- _Task directions_:
From the data that follows, copy every line holding the string "stabala".

- _Task input_:

— start —

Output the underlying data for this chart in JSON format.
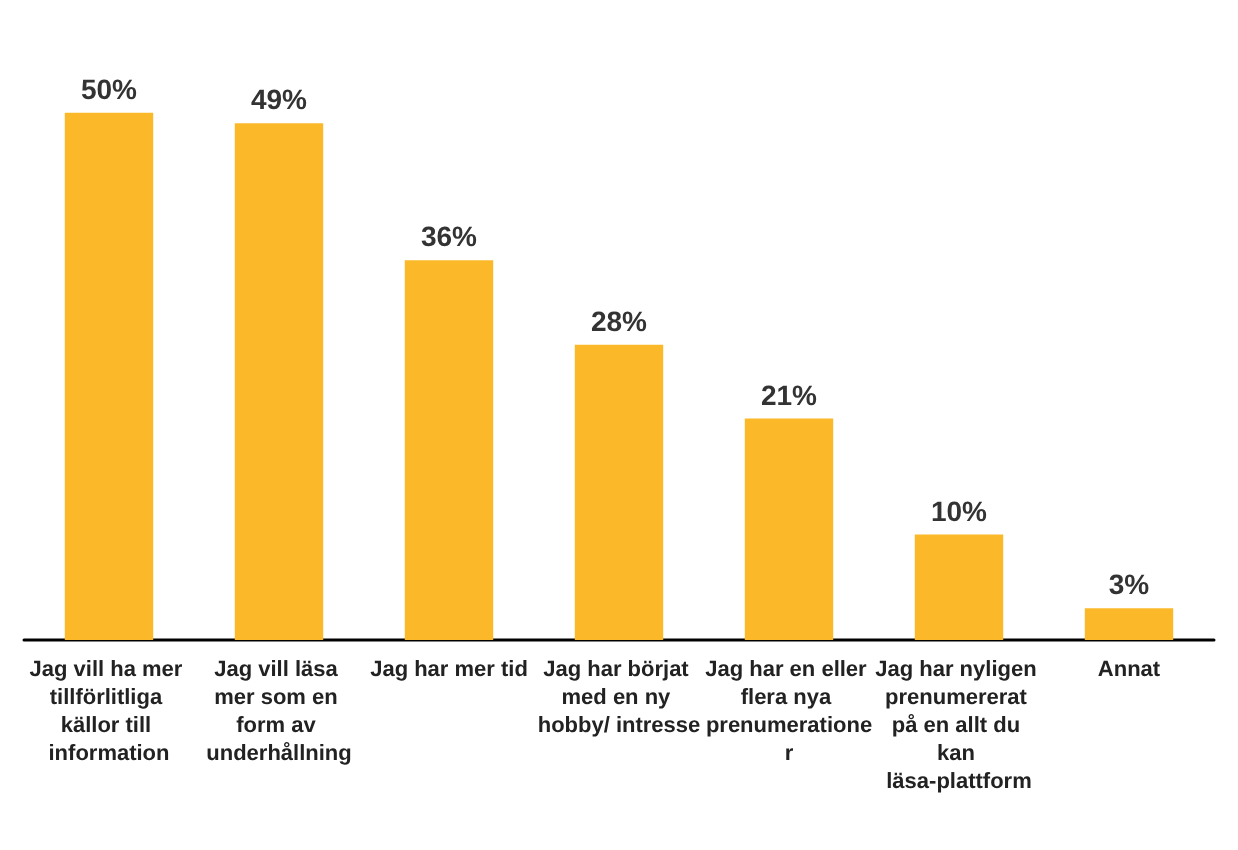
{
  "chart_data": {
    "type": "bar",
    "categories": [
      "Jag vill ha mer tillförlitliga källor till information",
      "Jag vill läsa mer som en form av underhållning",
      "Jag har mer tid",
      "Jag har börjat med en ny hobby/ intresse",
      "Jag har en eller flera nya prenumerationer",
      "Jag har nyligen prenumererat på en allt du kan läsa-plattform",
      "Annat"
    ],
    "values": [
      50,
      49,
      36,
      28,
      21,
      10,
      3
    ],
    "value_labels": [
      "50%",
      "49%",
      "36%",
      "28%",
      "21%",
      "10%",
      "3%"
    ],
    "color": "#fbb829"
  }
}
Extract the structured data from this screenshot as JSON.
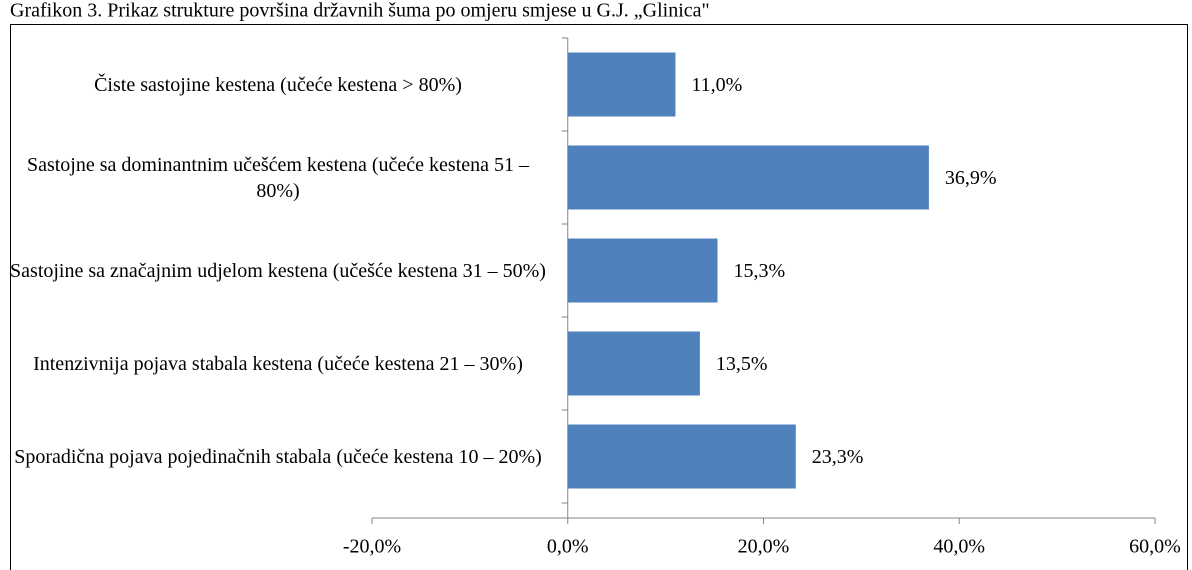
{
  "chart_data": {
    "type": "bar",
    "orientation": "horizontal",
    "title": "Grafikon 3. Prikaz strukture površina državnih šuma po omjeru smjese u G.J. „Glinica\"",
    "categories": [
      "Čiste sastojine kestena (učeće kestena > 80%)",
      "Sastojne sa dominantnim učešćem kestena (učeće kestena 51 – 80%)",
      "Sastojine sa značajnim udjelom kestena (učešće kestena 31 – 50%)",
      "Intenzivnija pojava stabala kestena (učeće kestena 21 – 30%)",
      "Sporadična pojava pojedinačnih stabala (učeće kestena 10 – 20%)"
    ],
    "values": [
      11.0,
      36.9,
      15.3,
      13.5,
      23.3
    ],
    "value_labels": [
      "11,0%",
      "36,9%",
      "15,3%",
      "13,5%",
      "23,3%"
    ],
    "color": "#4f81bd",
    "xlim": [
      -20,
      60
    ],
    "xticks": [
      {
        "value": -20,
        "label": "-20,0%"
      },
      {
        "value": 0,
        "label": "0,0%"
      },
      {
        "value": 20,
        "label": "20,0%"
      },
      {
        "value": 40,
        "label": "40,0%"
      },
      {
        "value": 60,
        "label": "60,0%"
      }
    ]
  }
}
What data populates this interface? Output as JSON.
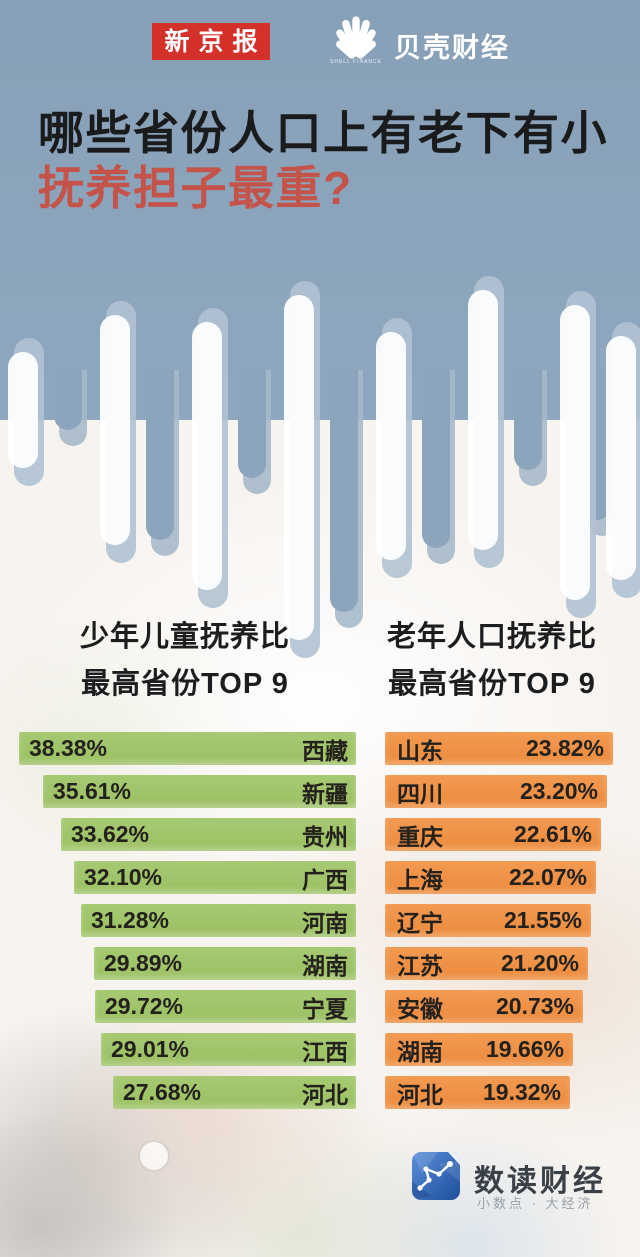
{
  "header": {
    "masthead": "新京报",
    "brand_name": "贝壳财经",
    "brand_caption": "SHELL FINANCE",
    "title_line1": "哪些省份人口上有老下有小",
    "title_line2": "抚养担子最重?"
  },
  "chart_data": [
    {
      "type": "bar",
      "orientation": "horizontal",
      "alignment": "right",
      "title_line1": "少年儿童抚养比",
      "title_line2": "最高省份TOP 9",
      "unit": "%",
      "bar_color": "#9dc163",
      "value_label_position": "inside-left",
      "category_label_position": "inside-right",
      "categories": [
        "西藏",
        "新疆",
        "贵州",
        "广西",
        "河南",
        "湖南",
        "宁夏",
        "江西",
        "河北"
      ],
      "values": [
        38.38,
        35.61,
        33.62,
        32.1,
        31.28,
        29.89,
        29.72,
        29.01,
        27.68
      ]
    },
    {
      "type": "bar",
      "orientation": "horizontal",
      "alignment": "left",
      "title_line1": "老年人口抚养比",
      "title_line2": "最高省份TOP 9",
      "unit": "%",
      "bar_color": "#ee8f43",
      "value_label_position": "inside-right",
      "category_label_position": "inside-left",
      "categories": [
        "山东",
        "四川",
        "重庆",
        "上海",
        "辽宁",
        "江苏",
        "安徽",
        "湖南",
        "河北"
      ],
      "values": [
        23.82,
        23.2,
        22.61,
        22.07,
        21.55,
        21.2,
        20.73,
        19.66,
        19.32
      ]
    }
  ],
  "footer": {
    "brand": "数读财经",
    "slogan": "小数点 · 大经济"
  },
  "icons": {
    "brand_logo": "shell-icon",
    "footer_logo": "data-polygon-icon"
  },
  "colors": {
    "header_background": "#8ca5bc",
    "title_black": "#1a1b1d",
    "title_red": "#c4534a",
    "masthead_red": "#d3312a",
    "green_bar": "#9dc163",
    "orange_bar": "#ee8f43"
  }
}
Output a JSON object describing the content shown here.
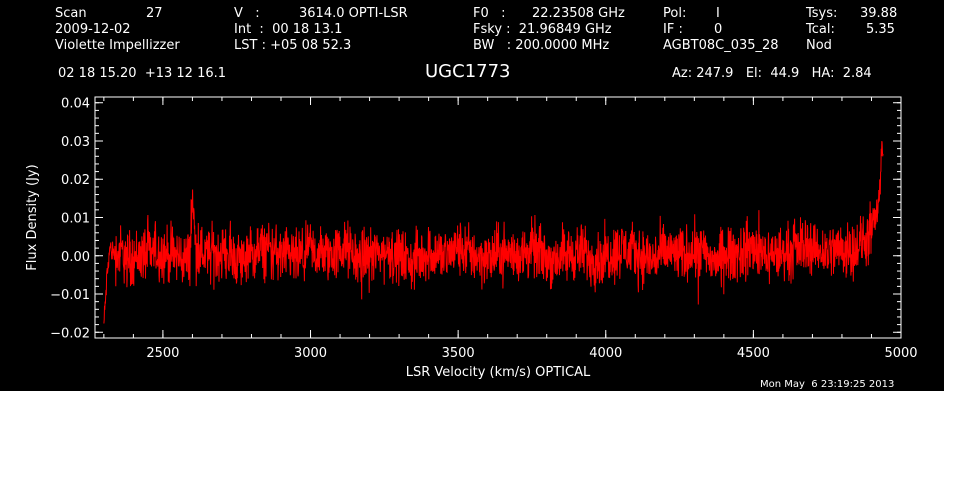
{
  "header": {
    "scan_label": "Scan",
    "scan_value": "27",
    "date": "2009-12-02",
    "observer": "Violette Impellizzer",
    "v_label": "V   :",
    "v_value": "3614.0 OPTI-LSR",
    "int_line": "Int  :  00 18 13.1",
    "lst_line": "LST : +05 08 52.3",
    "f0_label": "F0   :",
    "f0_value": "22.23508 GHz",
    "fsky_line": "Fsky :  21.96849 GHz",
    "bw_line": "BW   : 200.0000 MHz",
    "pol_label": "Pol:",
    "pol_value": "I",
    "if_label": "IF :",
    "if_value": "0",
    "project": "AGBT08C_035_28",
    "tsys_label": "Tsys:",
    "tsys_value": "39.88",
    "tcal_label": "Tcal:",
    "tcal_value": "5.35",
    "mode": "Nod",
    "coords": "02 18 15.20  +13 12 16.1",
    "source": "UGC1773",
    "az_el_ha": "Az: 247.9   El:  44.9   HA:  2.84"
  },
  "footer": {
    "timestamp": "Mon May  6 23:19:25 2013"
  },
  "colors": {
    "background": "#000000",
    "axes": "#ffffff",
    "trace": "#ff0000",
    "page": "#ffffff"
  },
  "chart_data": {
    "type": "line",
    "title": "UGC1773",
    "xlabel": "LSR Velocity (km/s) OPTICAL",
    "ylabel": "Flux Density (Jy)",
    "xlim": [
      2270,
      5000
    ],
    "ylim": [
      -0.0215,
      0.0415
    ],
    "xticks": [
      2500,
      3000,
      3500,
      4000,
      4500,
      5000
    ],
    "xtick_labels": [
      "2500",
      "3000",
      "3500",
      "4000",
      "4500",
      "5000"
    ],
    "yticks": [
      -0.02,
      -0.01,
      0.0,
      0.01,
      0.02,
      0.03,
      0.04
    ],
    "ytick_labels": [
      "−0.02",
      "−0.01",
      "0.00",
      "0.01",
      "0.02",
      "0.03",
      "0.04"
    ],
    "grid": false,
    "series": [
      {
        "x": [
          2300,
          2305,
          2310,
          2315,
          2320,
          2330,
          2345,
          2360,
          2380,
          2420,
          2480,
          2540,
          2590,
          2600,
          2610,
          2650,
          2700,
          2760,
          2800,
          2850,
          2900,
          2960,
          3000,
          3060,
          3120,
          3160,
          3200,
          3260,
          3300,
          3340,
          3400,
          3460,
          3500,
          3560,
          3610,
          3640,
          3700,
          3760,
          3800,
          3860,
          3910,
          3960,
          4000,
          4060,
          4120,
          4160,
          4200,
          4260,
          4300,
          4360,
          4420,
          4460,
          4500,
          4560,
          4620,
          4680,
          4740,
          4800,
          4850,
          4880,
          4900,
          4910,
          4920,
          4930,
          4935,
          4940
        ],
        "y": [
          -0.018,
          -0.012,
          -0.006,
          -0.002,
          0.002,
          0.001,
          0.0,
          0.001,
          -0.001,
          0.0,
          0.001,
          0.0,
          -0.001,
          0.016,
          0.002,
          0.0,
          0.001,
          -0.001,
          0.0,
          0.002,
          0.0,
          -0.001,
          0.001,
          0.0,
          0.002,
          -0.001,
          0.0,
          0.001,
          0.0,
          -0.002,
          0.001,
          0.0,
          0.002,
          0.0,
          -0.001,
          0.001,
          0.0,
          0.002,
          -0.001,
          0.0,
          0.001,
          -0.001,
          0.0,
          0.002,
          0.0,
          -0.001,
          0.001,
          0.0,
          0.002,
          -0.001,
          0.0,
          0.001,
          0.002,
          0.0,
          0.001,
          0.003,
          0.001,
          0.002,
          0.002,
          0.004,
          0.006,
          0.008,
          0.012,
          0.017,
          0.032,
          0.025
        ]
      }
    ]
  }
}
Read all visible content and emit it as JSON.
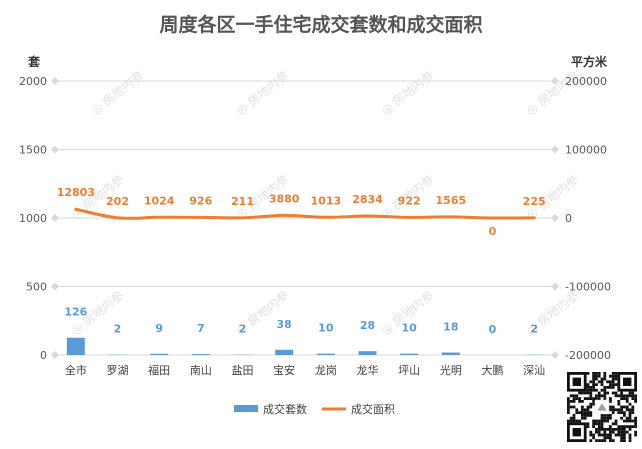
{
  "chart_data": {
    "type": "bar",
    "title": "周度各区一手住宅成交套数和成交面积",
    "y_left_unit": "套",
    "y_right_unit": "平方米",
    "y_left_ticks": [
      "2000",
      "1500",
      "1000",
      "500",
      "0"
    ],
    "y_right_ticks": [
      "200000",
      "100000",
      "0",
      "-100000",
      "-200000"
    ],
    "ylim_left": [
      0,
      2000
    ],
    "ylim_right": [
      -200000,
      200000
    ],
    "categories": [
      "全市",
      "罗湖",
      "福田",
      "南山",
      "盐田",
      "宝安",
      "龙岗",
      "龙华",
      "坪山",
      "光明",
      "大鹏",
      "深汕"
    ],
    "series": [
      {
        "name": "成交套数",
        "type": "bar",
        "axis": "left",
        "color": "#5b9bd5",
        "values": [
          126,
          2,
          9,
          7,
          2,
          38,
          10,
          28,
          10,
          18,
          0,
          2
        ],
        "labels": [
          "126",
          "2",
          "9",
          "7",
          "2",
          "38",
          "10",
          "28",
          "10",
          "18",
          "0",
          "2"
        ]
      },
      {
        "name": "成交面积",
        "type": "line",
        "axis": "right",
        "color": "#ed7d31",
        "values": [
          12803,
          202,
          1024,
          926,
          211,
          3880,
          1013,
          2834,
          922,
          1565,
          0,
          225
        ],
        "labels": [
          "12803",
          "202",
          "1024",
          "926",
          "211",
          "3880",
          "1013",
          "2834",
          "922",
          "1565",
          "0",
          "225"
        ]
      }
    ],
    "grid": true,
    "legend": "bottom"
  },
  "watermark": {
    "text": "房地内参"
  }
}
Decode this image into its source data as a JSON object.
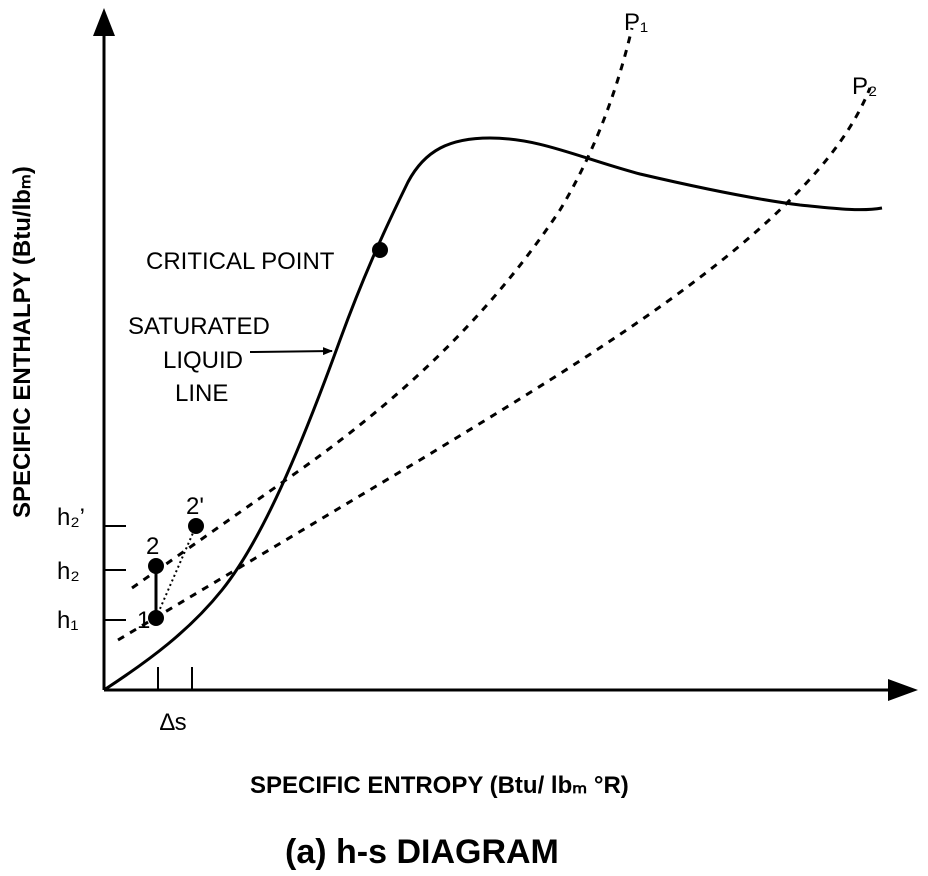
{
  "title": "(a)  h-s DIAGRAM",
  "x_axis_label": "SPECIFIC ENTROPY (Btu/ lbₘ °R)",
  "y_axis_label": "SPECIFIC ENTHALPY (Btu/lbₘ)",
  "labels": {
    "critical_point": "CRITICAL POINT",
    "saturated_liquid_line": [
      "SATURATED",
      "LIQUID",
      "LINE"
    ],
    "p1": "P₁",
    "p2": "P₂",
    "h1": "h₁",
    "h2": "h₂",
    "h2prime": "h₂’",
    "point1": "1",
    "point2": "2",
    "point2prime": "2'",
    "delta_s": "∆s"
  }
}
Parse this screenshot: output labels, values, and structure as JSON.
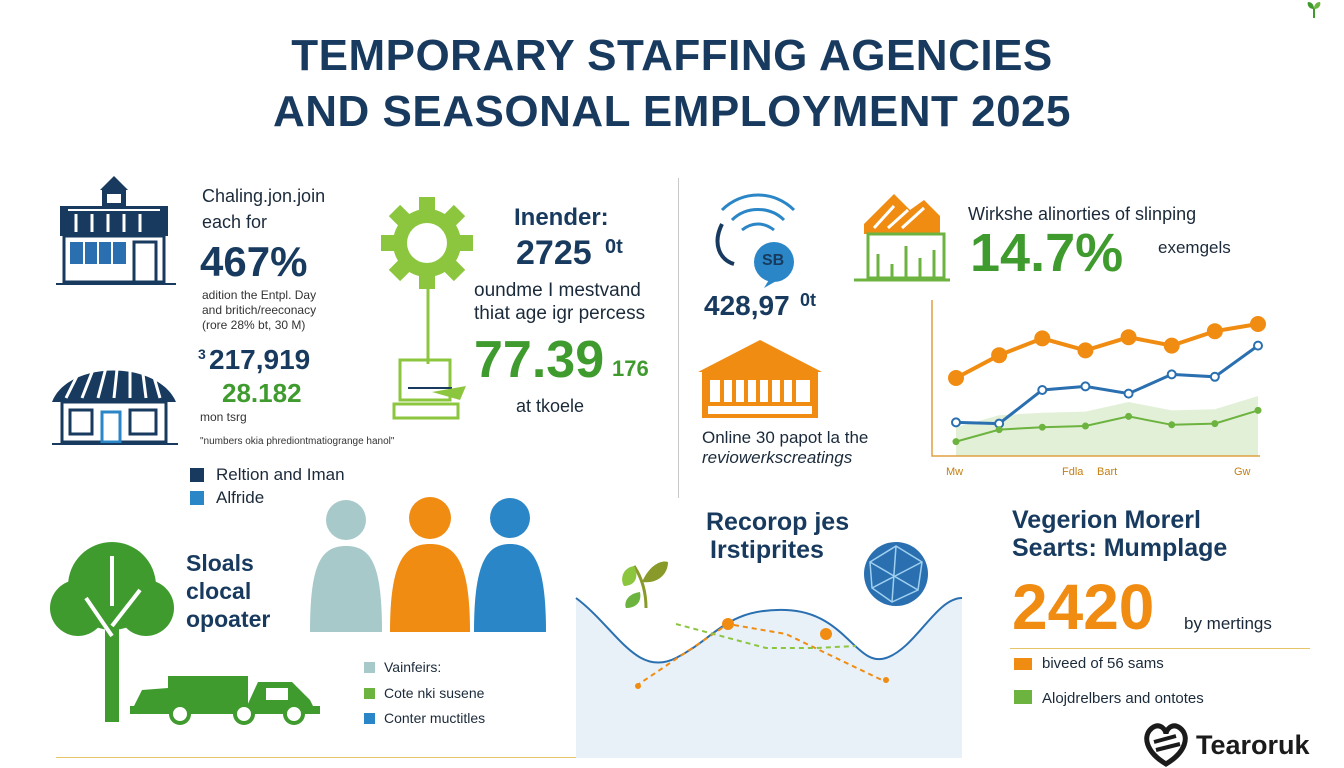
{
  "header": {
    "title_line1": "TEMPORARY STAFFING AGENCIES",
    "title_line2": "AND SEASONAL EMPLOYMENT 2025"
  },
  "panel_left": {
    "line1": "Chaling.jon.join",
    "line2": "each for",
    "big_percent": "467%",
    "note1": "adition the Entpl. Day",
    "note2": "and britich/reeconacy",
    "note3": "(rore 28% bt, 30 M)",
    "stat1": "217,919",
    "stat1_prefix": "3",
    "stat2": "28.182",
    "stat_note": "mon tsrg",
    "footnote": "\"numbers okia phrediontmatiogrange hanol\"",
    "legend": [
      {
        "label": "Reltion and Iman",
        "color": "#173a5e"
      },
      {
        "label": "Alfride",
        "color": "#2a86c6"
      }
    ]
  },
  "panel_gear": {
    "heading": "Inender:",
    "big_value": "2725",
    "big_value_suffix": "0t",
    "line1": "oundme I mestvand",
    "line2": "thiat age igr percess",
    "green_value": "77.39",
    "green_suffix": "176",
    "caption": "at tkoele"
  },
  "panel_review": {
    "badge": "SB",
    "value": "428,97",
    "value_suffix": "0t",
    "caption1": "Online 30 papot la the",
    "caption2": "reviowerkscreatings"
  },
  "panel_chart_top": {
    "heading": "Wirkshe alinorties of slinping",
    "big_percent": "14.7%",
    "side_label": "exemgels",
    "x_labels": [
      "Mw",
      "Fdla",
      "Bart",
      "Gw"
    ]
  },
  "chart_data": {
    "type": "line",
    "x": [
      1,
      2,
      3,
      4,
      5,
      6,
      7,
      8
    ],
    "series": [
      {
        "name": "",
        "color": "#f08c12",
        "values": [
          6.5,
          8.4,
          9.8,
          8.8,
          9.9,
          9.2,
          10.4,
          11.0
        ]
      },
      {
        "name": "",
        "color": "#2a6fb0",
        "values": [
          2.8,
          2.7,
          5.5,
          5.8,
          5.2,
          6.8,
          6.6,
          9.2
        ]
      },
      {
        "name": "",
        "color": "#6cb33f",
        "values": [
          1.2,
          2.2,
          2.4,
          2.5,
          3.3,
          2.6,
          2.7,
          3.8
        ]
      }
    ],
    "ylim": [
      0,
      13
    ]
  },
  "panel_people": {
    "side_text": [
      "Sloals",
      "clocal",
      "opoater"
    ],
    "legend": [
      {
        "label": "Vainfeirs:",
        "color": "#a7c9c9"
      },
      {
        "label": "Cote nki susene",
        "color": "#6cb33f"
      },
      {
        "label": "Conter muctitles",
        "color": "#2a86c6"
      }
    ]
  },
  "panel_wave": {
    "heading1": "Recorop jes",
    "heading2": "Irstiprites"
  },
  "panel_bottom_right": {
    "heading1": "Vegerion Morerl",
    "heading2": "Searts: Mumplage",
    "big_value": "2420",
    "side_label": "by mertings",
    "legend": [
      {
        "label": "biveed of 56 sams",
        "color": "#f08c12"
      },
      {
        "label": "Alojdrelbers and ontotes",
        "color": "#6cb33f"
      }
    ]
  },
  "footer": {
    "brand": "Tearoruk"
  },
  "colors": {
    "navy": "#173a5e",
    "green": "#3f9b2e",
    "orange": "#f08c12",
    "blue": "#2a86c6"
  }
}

— end —

- _Exercise answer_:
      "Intenzivnija pojava stabala kestena (učeće kestena 21 – 30%)",
      "Sporadična pojava pojedinačnih stabala (učeće kestena 10 – 20%)"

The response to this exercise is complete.